Copy out all lines of the records in which the word "true" appears.

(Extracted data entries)
:::::

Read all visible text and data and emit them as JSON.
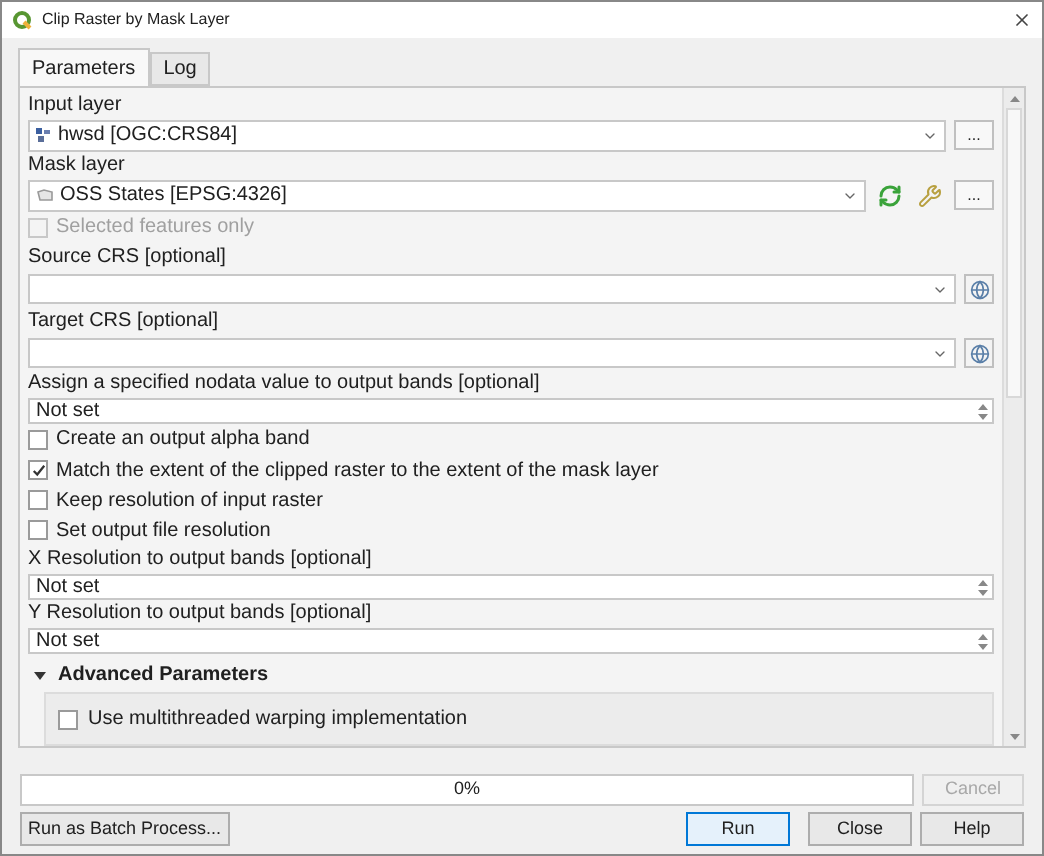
{
  "window": {
    "title": "Clip Raster by Mask Layer"
  },
  "tabs": [
    {
      "label": "Parameters",
      "selected": true
    },
    {
      "label": "Log",
      "selected": false
    }
  ],
  "parameters": [
    {
      "kind": "layer",
      "label": "Input layer",
      "value": "hwsd [OGC:CRS84]",
      "raster_layer": true,
      "button": "...",
      "tools": false
    },
    {
      "kind": "layer",
      "label": "Mask layer",
      "value": "OSS States [EPSG:4326]",
      "raster_layer": false,
      "button": "...",
      "tools": true
    },
    {
      "kind": "checkbox",
      "label": "Selected features only",
      "checked": false,
      "disabled": true
    },
    {
      "kind": "crs",
      "label": "Source CRS [optional]"
    },
    {
      "kind": "crs",
      "label": "Target CRS [optional]"
    },
    {
      "kind": "spin",
      "label": "Assign a specified nodata value to output bands [optional]",
      "value": "Not set"
    },
    {
      "kind": "checkbox",
      "label": "Create an output alpha band",
      "checked": false,
      "disabled": false
    },
    {
      "kind": "checkbox",
      "label": "Match the extent of the clipped raster to the extent of the mask layer",
      "checked": true,
      "disabled": false
    },
    {
      "kind": "checkbox",
      "label": "Keep resolution of input raster",
      "checked": false,
      "disabled": false
    },
    {
      "kind": "checkbox",
      "label": "Set output file resolution",
      "checked": false,
      "disabled": false
    },
    {
      "kind": "spin",
      "label": "X Resolution to output bands [optional]",
      "value": "Not set"
    },
    {
      "kind": "spin",
      "label": "Y Resolution to output bands [optional]",
      "value": "Not set"
    }
  ],
  "advanced": {
    "title": "Advanced Parameters",
    "expanded": true,
    "options": [
      {
        "label": "Use multithreaded warping implementation",
        "checked": false
      }
    ]
  },
  "progress": {
    "level": 0,
    "text": "0%"
  },
  "buttons": {
    "cancel": {
      "label": "Cancel",
      "disabled": true
    },
    "batch": "Run as Batch Process...",
    "run": "Run",
    "close": "Close",
    "help": "Help"
  }
}
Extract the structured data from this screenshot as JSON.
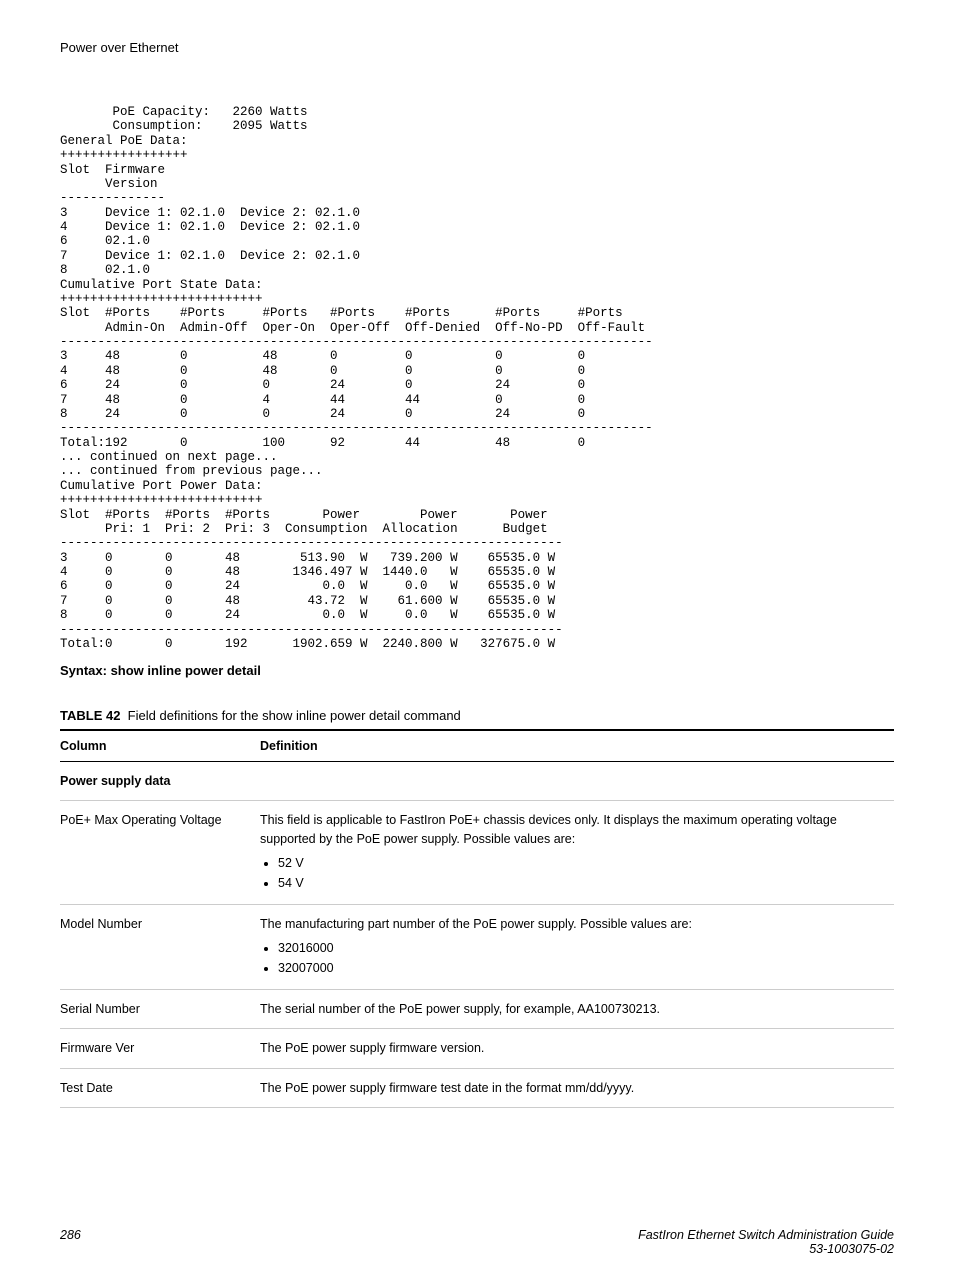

:::::

COMPLETE ANSWER:
      "selected": true
      "raster_layer": true,
      "tools": true
      "disabled": true
      "checked": true,
    "expanded": true,
      "disabled": true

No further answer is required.